**OBJECTIVE**.
Copy the lines holding the word "YOUTH", all of them.

Dataset entries:
* * *

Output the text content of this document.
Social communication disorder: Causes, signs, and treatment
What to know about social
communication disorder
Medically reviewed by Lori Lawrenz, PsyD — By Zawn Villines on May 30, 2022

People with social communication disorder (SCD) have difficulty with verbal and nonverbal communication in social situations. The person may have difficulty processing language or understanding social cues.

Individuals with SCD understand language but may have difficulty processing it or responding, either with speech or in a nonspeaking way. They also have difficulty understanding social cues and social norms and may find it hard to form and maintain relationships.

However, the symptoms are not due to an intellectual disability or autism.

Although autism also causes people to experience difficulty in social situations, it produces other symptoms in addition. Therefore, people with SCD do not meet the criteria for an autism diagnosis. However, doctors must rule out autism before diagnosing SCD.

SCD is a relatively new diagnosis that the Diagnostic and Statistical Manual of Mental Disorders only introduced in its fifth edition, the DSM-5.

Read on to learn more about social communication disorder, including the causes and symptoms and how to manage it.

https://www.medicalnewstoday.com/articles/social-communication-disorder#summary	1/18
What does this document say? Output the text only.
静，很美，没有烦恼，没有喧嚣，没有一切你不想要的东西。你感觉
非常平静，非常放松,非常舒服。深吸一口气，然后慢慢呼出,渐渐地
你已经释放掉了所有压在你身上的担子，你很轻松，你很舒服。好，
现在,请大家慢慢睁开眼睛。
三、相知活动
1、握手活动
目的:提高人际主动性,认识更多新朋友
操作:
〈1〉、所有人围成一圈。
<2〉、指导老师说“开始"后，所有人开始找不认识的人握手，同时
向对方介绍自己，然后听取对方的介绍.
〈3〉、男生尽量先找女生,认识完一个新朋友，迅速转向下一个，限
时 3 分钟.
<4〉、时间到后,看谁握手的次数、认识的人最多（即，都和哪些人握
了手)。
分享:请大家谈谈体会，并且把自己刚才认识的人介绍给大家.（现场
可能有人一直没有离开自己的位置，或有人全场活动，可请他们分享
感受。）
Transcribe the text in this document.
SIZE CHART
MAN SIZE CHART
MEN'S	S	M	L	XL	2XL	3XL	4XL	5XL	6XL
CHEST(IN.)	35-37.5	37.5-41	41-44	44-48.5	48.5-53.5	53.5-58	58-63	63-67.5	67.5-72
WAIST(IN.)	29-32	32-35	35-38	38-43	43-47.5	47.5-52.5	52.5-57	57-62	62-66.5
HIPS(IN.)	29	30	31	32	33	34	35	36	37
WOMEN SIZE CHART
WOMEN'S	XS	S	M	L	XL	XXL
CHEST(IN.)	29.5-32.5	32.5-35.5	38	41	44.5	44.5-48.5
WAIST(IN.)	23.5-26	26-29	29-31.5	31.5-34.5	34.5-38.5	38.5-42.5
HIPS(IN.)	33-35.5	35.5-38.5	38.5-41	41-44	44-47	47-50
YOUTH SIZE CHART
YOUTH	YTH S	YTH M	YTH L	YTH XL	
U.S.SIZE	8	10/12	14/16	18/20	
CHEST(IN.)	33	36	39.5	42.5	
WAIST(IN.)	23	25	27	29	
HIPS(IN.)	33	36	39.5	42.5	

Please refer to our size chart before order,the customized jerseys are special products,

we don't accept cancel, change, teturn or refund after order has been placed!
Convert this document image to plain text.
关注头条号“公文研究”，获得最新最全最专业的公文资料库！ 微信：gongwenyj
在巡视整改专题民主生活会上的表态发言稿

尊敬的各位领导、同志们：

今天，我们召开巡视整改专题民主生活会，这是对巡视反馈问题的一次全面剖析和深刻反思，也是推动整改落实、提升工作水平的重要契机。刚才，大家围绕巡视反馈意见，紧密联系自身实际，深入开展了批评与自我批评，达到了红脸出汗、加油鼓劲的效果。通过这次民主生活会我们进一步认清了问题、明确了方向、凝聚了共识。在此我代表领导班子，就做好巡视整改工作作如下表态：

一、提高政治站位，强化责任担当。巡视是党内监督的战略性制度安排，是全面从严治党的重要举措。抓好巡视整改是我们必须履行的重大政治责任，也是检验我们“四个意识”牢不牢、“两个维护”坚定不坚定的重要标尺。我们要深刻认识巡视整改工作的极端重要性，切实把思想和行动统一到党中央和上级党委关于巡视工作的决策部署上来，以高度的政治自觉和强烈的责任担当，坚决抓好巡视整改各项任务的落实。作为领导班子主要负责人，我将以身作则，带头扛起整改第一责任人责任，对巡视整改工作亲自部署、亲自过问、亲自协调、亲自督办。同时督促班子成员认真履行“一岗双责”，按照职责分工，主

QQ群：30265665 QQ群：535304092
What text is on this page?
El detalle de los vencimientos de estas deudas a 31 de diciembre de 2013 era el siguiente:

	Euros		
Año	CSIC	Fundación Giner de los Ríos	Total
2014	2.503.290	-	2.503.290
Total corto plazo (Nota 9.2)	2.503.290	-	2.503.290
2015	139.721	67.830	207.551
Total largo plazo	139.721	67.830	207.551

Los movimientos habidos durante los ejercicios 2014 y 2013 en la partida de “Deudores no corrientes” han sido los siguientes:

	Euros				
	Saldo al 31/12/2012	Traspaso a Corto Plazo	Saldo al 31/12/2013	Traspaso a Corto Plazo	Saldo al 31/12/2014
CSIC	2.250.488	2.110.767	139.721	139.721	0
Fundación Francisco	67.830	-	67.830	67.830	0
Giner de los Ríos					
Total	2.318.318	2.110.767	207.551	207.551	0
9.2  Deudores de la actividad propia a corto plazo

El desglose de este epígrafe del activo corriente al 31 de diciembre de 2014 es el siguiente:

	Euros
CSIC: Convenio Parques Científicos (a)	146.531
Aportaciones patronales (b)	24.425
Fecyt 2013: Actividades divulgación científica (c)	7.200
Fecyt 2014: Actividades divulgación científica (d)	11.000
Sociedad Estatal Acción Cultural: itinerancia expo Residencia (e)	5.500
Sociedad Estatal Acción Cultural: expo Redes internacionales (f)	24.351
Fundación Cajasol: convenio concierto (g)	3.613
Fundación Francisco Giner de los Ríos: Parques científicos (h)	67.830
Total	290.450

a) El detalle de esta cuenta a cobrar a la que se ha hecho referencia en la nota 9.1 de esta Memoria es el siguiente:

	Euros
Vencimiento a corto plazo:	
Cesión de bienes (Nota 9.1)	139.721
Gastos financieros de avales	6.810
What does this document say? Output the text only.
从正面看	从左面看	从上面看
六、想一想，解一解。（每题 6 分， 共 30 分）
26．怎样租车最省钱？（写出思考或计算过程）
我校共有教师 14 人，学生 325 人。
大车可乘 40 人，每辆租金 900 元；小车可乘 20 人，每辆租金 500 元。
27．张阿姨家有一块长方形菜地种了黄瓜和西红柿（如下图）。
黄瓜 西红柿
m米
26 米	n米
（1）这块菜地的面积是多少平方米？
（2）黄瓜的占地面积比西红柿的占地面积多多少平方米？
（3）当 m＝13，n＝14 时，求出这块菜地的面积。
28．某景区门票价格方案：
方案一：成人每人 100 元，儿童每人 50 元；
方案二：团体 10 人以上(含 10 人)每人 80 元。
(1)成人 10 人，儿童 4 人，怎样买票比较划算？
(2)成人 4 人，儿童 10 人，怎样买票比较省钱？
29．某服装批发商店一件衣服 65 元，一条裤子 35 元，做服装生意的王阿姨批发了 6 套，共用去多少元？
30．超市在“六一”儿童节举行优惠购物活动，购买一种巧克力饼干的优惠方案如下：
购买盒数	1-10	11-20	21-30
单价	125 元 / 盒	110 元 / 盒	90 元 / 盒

* * *

**CORRECT RESULT**.
YOUTH SIZE CHART
YOUTH	YTH S	YTH M	YTH L	YTH XL	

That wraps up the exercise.